START
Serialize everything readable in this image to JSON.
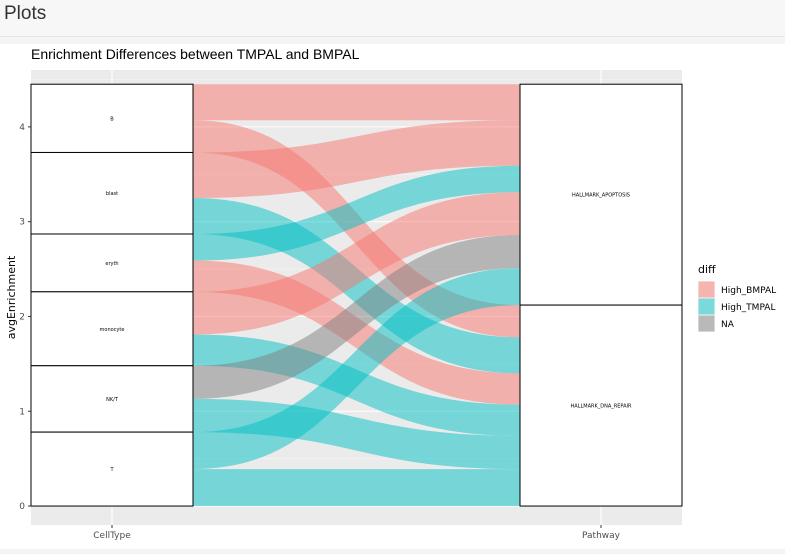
{
  "page": {
    "header_title": "Plots"
  },
  "chart_data": {
    "type": "alluvial",
    "title": "Enrichment Differences between TMPAL and BMPAL",
    "xlabel": "",
    "ylabel": "avgEnrichment",
    "axes": [
      "CellType",
      "Pathway"
    ],
    "ylim": [
      -0.2,
      4.6
    ],
    "yticks": [
      0,
      1,
      2,
      3,
      4
    ],
    "grid": true,
    "legend": {
      "title": "diff",
      "position": "right",
      "entries": [
        {
          "label": "High_BMPAL",
          "color": "#F8766D"
        },
        {
          "label": "High_TMPAL",
          "color": "#00BFC4"
        },
        {
          "label": "NA",
          "color": "#7F7F7F"
        }
      ]
    },
    "strata": {
      "CellType": [
        "B",
        "blast",
        "eryth",
        "monocyte",
        "NK/T",
        "T"
      ],
      "Pathway": [
        "HALLMARK_APOPTOSIS",
        "HALLMARK_DNA_REPAIR"
      ]
    },
    "flows": [
      {
        "CellType": "B",
        "Pathway": "HALLMARK_APOPTOSIS",
        "diff": "High_BMPAL",
        "value": 0.38
      },
      {
        "CellType": "B",
        "Pathway": "HALLMARK_DNA_REPAIR",
        "diff": "High_BMPAL",
        "value": 0.34
      },
      {
        "CellType": "blast",
        "Pathway": "HALLMARK_APOPTOSIS",
        "diff": "High_BMPAL",
        "value": 0.48
      },
      {
        "CellType": "blast",
        "Pathway": "HALLMARK_DNA_REPAIR",
        "diff": "High_TMPAL",
        "value": 0.38
      },
      {
        "CellType": "eryth",
        "Pathway": "HALLMARK_APOPTOSIS",
        "diff": "High_TMPAL",
        "value": 0.28
      },
      {
        "CellType": "eryth",
        "Pathway": "HALLMARK_DNA_REPAIR",
        "diff": "High_BMPAL",
        "value": 0.33
      },
      {
        "CellType": "monocyte",
        "Pathway": "HALLMARK_APOPTOSIS",
        "diff": "High_BMPAL",
        "value": 0.45
      },
      {
        "CellType": "monocyte",
        "Pathway": "HALLMARK_DNA_REPAIR",
        "diff": "High_TMPAL",
        "value": 0.33
      },
      {
        "CellType": "NK/T",
        "Pathway": "HALLMARK_APOPTOSIS",
        "diff": "NA",
        "value": 0.35
      },
      {
        "CellType": "NK/T",
        "Pathway": "HALLMARK_DNA_REPAIR",
        "diff": "High_TMPAL",
        "value": 0.35
      },
      {
        "CellType": "T",
        "Pathway": "HALLMARK_APOPTOSIS",
        "diff": "High_TMPAL",
        "value": 0.39
      },
      {
        "CellType": "T",
        "Pathway": "HALLMARK_DNA_REPAIR",
        "diff": "High_TMPAL",
        "value": 0.39
      }
    ]
  }
}
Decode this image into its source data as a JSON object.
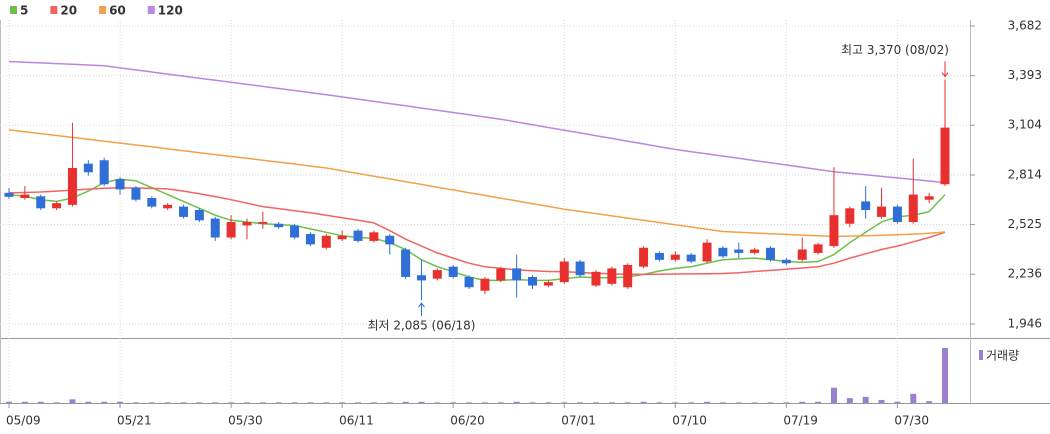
{
  "chart_data": {
    "type": "candlestick",
    "categories": [
      "05/09",
      null,
      null,
      null,
      null,
      null,
      null,
      "05/21",
      null,
      null,
      null,
      null,
      null,
      null,
      "05/30",
      null,
      null,
      null,
      null,
      null,
      null,
      "06/11",
      null,
      null,
      null,
      null,
      null,
      null,
      "06/20",
      null,
      null,
      null,
      null,
      null,
      null,
      "07/01",
      null,
      null,
      null,
      null,
      null,
      null,
      "07/10",
      null,
      null,
      null,
      null,
      null,
      null,
      "07/19",
      null,
      null,
      null,
      null,
      null,
      null,
      "07/30",
      null,
      null,
      null
    ],
    "ohlc": {
      "open": [
        2710,
        2680,
        2690,
        2620,
        2640,
        2880,
        2900,
        2790,
        2740,
        2680,
        2620,
        2630,
        2610,
        2560,
        2450,
        2520,
        2530,
        2530,
        2520,
        2470,
        2390,
        2440,
        2490,
        2430,
        2460,
        2380,
        2230,
        2210,
        2280,
        2220,
        2140,
        2200,
        2270,
        2220,
        2170,
        2190,
        2310,
        2170,
        2180,
        2160,
        2280,
        2360,
        2320,
        2350,
        2310,
        2390,
        2380,
        2360,
        2390,
        2320,
        2320,
        2360,
        2400,
        2530,
        2660,
        2570,
        2630,
        2540,
        2670,
        2760
      ],
      "high": [
        2739,
        2750,
        2700,
        2660,
        3118,
        2900,
        2915,
        2800,
        2750,
        2690,
        2650,
        2640,
        2620,
        2570,
        2580,
        2560,
        2600,
        2540,
        2530,
        2480,
        2470,
        2490,
        2500,
        2490,
        2470,
        2390,
        2320,
        2270,
        2290,
        2230,
        2220,
        2280,
        2350,
        2230,
        2200,
        2330,
        2320,
        2260,
        2280,
        2300,
        2400,
        2370,
        2370,
        2360,
        2440,
        2400,
        2420,
        2390,
        2400,
        2330,
        2450,
        2420,
        2860,
        2630,
        2750,
        2740,
        2640,
        2910,
        2710,
        3370
      ],
      "low": [
        2675,
        2670,
        2610,
        2610,
        2630,
        2810,
        2750,
        2700,
        2660,
        2620,
        2610,
        2560,
        2540,
        2430,
        2440,
        2440,
        2500,
        2500,
        2440,
        2400,
        2380,
        2430,
        2420,
        2420,
        2350,
        2210,
        2085,
        2200,
        2210,
        2150,
        2120,
        2190,
        2100,
        2150,
        2160,
        2180,
        2220,
        2160,
        2170,
        2150,
        2270,
        2310,
        2310,
        2300,
        2300,
        2330,
        2330,
        2350,
        2310,
        2290,
        2310,
        2350,
        2390,
        2510,
        2560,
        2560,
        2530,
        2530,
        2650,
        2750
      ],
      "close": [
        2687,
        2700,
        2620,
        2650,
        2855,
        2830,
        2760,
        2730,
        2670,
        2630,
        2640,
        2570,
        2550,
        2450,
        2540,
        2540,
        2540,
        2510,
        2450,
        2410,
        2460,
        2460,
        2430,
        2480,
        2410,
        2220,
        2200,
        2260,
        2220,
        2160,
        2210,
        2270,
        2200,
        2170,
        2190,
        2310,
        2230,
        2250,
        2270,
        2290,
        2390,
        2320,
        2350,
        2310,
        2420,
        2340,
        2360,
        2380,
        2320,
        2300,
        2380,
        2410,
        2580,
        2620,
        2610,
        2630,
        2540,
        2700,
        2690,
        3090
      ]
    },
    "up_color": "#e8312f",
    "down_color": "#2f6fd6",
    "series": [
      {
        "name": "5",
        "color": "#6cc04a",
        "values": [
          2700,
          2690,
          2670,
          2660,
          2680,
          2720,
          2770,
          2790,
          2780,
          2740,
          2700,
          2660,
          2620,
          2580,
          2550,
          2540,
          2530,
          2525,
          2520,
          2500,
          2480,
          2460,
          2450,
          2445,
          2420,
          2380,
          2320,
          2280,
          2250,
          2220,
          2200,
          2200,
          2205,
          2200,
          2200,
          2210,
          2220,
          2215,
          2215,
          2220,
          2235,
          2255,
          2270,
          2280,
          2300,
          2320,
          2325,
          2330,
          2320,
          2310,
          2305,
          2310,
          2350,
          2420,
          2480,
          2540,
          2570,
          2580,
          2600,
          2700
        ]
      },
      {
        "name": "20",
        "color": "#f26464",
        "values": [
          2710,
          2712,
          2715,
          2720,
          2726,
          2732,
          2737,
          2740,
          2738,
          2736,
          2733,
          2720,
          2705,
          2688,
          2670,
          2650,
          2630,
          2618,
          2606,
          2594,
          2580,
          2565,
          2550,
          2535,
          2490,
          2440,
          2400,
          2360,
          2330,
          2300,
          2280,
          2270,
          2262,
          2256,
          2252,
          2250,
          2246,
          2242,
          2238,
          2236,
          2235,
          2236,
          2237,
          2238,
          2239,
          2240,
          2245,
          2252,
          2258,
          2265,
          2272,
          2280,
          2300,
          2330,
          2355,
          2380,
          2400,
          2425,
          2450,
          2480
        ]
      },
      {
        "name": "60",
        "color": "#f5a04a",
        "values": [
          3077,
          3066,
          3055,
          3044,
          3033,
          3022,
          3011,
          3000,
          2989,
          2978,
          2966,
          2955,
          2944,
          2933,
          2922,
          2911,
          2900,
          2889,
          2878,
          2866,
          2855,
          2839,
          2823,
          2807,
          2791,
          2775,
          2759,
          2743,
          2727,
          2711,
          2695,
          2679,
          2663,
          2647,
          2631,
          2615,
          2602,
          2589,
          2576,
          2563,
          2550,
          2537,
          2524,
          2511,
          2498,
          2485,
          2480,
          2476,
          2472,
          2468,
          2464,
          2460,
          2456,
          2458,
          2460,
          2463,
          2466,
          2470,
          2475,
          2482
        ]
      },
      {
        "name": "120",
        "color": "#b987e0",
        "values": [
          3475,
          3471,
          3467,
          3463,
          3459,
          3455,
          3450,
          3438,
          3426,
          3414,
          3402,
          3390,
          3378,
          3366,
          3354,
          3342,
          3330,
          3318,
          3306,
          3294,
          3282,
          3269,
          3256,
          3243,
          3230,
          3217,
          3204,
          3191,
          3178,
          3165,
          3152,
          3139,
          3123,
          3107,
          3091,
          3075,
          3059,
          3043,
          3027,
          3011,
          2995,
          2979,
          2963,
          2950,
          2937,
          2924,
          2911,
          2898,
          2885,
          2872,
          2859,
          2846,
          2833,
          2824,
          2815,
          2806,
          2797,
          2788,
          2779,
          2770
        ]
      }
    ],
    "volume": {
      "name": "거래량",
      "color": "#9b7fd0",
      "ylim": [
        0,
        95
      ],
      "values": [
        2,
        2,
        2,
        1,
        6,
        2,
        2,
        2,
        1,
        1,
        1,
        1,
        1,
        1,
        1,
        1,
        1,
        1,
        1,
        1,
        1,
        1,
        1,
        1,
        1,
        2,
        2,
        1,
        1,
        1,
        1,
        1,
        2,
        1,
        1,
        1,
        1,
        1,
        1,
        1,
        2,
        1,
        1,
        1,
        2,
        1,
        1,
        1,
        1,
        1,
        2,
        2,
        25,
        8,
        10,
        5,
        2,
        15,
        3,
        90
      ]
    },
    "high_label": "최고 3,370 (08/02)",
    "low_label": "최저 2,085 (06/18)",
    "ylim": [
      1946,
      3682
    ],
    "yticks": [
      {
        "value": 1946,
        "label": "1,946"
      },
      {
        "value": 2236,
        "label": "2,236"
      },
      {
        "value": 2525,
        "label": "2,525"
      },
      {
        "value": 2814,
        "label": "2,814"
      },
      {
        "value": 3104,
        "label": "3,104"
      },
      {
        "value": 3393,
        "label": "3,393"
      },
      {
        "value": 3682,
        "label": "3,682"
      }
    ],
    "grid": true
  }
}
END
Problem statement: Show every line in the records above that contains the word "name".

Answer to this problem:
        "name": "5",
        "name": "20",
        "name": "60",
        "name": "120",
      "name": "거래량",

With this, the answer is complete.